▸ **TASK BRIEF**
In this exercise, reproduce all the entries that follow exactly.

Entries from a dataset
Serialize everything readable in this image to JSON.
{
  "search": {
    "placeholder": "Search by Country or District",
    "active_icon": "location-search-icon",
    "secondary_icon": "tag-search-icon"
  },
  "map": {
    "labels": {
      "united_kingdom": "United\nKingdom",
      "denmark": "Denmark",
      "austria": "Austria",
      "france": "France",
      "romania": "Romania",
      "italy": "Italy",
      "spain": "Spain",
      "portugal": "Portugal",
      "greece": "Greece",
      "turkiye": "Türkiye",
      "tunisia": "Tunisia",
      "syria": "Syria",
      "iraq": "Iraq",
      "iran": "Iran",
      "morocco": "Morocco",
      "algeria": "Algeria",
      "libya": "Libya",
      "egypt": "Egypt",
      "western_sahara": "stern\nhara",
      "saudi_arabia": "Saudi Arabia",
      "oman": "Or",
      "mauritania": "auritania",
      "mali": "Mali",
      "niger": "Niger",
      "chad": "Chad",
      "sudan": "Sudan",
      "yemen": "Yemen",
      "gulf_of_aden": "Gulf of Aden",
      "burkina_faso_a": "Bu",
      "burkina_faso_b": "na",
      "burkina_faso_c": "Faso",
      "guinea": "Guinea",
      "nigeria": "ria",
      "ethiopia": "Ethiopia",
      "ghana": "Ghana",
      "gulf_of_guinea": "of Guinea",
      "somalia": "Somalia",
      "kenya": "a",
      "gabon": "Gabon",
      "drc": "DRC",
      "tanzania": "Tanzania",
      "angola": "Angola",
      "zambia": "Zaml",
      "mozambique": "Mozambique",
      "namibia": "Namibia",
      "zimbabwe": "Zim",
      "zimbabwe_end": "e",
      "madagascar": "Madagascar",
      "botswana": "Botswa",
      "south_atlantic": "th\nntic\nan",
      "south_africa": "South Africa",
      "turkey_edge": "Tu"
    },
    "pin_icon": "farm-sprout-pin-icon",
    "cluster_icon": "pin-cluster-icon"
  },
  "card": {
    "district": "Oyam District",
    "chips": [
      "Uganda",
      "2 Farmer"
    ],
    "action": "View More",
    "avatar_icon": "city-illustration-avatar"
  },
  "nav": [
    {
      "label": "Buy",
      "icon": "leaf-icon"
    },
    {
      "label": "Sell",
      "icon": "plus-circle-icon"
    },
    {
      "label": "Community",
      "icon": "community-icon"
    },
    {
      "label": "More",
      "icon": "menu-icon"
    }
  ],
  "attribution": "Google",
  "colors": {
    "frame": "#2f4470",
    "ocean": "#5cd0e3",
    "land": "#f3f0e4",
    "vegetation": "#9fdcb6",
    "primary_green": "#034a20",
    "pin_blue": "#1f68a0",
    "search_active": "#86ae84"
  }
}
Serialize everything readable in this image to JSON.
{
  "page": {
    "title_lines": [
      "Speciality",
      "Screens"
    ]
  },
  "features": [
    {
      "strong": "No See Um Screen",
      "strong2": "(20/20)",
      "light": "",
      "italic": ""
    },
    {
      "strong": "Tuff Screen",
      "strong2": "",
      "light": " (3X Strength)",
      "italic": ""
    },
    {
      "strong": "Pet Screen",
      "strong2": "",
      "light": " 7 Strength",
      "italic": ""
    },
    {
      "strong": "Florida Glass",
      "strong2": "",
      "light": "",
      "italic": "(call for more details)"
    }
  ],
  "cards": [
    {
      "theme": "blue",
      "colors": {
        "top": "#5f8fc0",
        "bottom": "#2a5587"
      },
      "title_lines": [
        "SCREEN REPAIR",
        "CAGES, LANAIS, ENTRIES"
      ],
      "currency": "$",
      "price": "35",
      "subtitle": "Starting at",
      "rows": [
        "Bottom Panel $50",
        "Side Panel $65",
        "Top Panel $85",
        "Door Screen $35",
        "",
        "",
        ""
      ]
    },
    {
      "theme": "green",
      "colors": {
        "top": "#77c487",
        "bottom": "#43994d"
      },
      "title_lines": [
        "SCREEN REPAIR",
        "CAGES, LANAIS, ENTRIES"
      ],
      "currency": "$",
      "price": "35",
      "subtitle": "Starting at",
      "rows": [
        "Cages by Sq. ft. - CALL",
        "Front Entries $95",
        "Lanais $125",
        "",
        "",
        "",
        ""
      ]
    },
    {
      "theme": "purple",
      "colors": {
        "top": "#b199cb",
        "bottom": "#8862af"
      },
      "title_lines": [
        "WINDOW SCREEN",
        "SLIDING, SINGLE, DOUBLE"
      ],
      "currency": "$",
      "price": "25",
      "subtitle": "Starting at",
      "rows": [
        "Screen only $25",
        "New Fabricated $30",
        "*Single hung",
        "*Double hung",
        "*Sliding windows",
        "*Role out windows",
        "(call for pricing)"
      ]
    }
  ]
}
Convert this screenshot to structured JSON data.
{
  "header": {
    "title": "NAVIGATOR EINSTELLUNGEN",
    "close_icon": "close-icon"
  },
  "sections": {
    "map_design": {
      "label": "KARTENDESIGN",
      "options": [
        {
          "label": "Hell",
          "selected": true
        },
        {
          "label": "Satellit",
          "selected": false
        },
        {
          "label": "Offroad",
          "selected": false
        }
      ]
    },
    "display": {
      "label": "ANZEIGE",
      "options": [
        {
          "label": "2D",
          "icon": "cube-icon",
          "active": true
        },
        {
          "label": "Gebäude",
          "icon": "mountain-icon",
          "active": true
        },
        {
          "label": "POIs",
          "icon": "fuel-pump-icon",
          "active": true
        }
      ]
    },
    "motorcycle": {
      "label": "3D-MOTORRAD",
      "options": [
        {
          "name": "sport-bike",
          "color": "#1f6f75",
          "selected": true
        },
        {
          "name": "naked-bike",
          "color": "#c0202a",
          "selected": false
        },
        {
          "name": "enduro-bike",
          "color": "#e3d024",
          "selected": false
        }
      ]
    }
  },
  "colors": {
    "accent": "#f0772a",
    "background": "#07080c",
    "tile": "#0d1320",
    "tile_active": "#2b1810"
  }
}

▸ **TASK SOLUTION**
Serialize everything readable in this image to JSON.
{
  "search": {
    "placeholder": "Search by Country or District",
    "active_icon": "location-search-icon",
    "secondary_icon": "tag-search-icon"
  },
  "map": {
    "labels": {
      "united_kingdom": "United\nKingdom",
      "denmark": "Denmark",
      "austria": "Austria",
      "france": "France",
      "romania": "Romania",
      "italy": "Italy",
      "spain": "Spain",
      "portugal": "Portugal",
      "greece": "Greece",
      "turkiye": "Türkiye",
      "tunisia": "Tunisia",
      "syria": "Syria",
      "iraq": "Iraq",
      "iran": "Iran",
      "morocco": "Morocco",
      "algeria": "Algeria",
      "libya": "Libya",
      "egypt": "Egypt",
      "western_sahara": "stern\nhara",
      "saudi_arabia": "Saudi Arabia",
      "oman": "Or",
      "mauritania": "auritania",
      "mali": "Mali",
      "niger": "Niger",
      "chad": "Chad",
      "sudan": "Sudan",
      "yemen": "Yemen",
      "gulf_of_aden": "Gulf of Aden",
      "burkina_faso_a": "Bu",
      "burkina_faso_b": "na",
      "burkina_faso_c": "Faso",
      "guinea": "Guinea",
      "nigeria": "ria",
      "ethiopia": "Ethiopia",
      "ghana": "Ghana",
      "gulf_of_guinea": "of Guinea",
      "somalia": "Somalia",
      "kenya": "a",
      "gabon": "Gabon",
      "drc": "DRC",
      "tanzania": "Tanzania",
      "angola": "Angola",
      "zambia": "Zaml",
      "mozambique": "Mozambique",
      "namibia": "Namibia",
      "zimbabwe": "Zim",
      "zimbabwe_end": "e",
      "madagascar": "Madagascar",
      "botswana": "Botswa",
      "south_atlantic": "th\nntic\nan",
      "south_africa": "South Africa",
      "turkey_edge": "Tu"
    },
    "pin_icon": "farm-sprout-pin-icon",
    "cluster_icon": "pin-cluster-icon"
  },
  "card": {
    "district": "Oyam District",
    "chips": [
      "Uganda",
      "2 Farmer"
    ],
    "action": "View More",
    "avatar_icon": "city-illustration-avatar"
  },
  "nav": [
    {
      "label": "Buy",
      "icon": "leaf-icon"
    },
    {
      "label": "Sell",
      "icon": "plus-circle-icon"
    },
    {
      "label": "Community",
      "icon": "community-icon"
    },
    {
      "label": "More",
      "icon": "menu-icon"
    }
  ],
  "attribution": "Google",
  "colors": {
    "frame": "#2f4470",
    "ocean": "#5cd0e3",
    "land": "#f3f0e4",
    "vegetation": "#9fdcb6",
    "primary_green": "#034a20",
    "pin_blue": "#1f68a0",
    "search_active": "#86ae84"
  }
}
Serialize everything readable in this image to JSON.
{
  "page": {
    "title_lines": [
      "Speciality",
      "Screens"
    ]
  },
  "features": [
    {
      "strong": "No See Um Screen",
      "strong2": "(20/20)",
      "light": "",
      "italic": ""
    },
    {
      "strong": "Tuff Screen",
      "strong2": "",
      "light": " (3X Strength)",
      "italic": ""
    },
    {
      "strong": "Pet Screen",
      "strong2": "",
      "light": " 7 Strength",
      "italic": ""
    },
    {
      "strong": "Florida Glass",
      "strong2": "",
      "light": "",
      "italic": "(call for more details)"
    }
  ],
  "cards": [
    {
      "theme": "blue",
      "colors": {
        "top": "#5f8fc0",
        "bottom": "#2a5587"
      },
      "title_lines": [
        "SCREEN REPAIR",
        "CAGES, LANAIS, ENTRIES"
      ],
      "currency": "$",
      "price": "35",
      "subtitle": "Starting at",
      "rows": [
        "Bottom Panel $50",
        "Side Panel $65",
        "Top Panel $85",
        "Door Screen $35",
        "",
        "",
        ""
      ]
    },
    {
      "theme": "green",
      "colors": {
        "top": "#77c487",
        "bottom": "#43994d"
      },
      "title_lines": [
        "SCREEN REPAIR",
        "CAGES, LANAIS, ENTRIES"
      ],
      "currency": "$",
      "price": "35",
      "subtitle": "Starting at",
      "rows": [
        "Cages by Sq. ft. - CALL",
        "Front Entries $95",
        "Lanais $125",
        "",
        "",
        "",
        ""
      ]
    },
    {
      "theme": "purple",
      "colors": {
        "top": "#b199cb",
        "bottom": "#8862af"
      },
      "title_lines": [
        "WINDOW SCREEN",
        "SLIDING, SINGLE, DOUBLE"
      ],
      "currency": "$",
      "price": "25",
      "subtitle": "Starting at",
      "rows": [
        "Screen only $25",
        "New Fabricated $30",
        "*Single hung",
        "*Double hung",
        "*Sliding windows",
        "*Role out windows",
        "(call for pricing)"
      ]
    }
  ]
}
Convert this screenshot to structured JSON data.
{
  "header": {
    "title": "NAVIGATOR EINSTELLUNGEN",
    "close_icon": "close-icon"
  },
  "sections": {
    "map_design": {
      "label": "KARTENDESIGN",
      "options": [
        {
          "label": "Hell",
          "selected": true
        },
        {
          "label": "Satellit",
          "selected": false
        },
        {
          "label": "Offroad",
          "selected": false
        }
      ]
    },
    "display": {
      "label": "ANZEIGE",
      "options": [
        {
          "label": "2D",
          "icon": "cube-icon",
          "active": true
        },
        {
          "label": "Gebäude",
          "icon": "mountain-icon",
          "active": true
        },
        {
          "label": "POIs",
          "icon": "fuel-pump-icon",
          "active": true
        }
      ]
    },
    "motorcycle": {
      "label": "3D-MOTORRAD",
      "options": [
        {
          "name": "sport-bike",
          "color": "#1f6f75",
          "selected": true
        },
        {
          "name": "naked-bike",
          "color": "#c0202a",
          "selected": false
        },
        {
          "name": "enduro-bike",
          "color": "#e3d024",
          "selected": false
        }
      ]
    }
  },
  "colors": {
    "accent": "#f0772a",
    "background": "#07080c",
    "tile": "#0d1320",
    "tile_active": "#2b1810"
  }
}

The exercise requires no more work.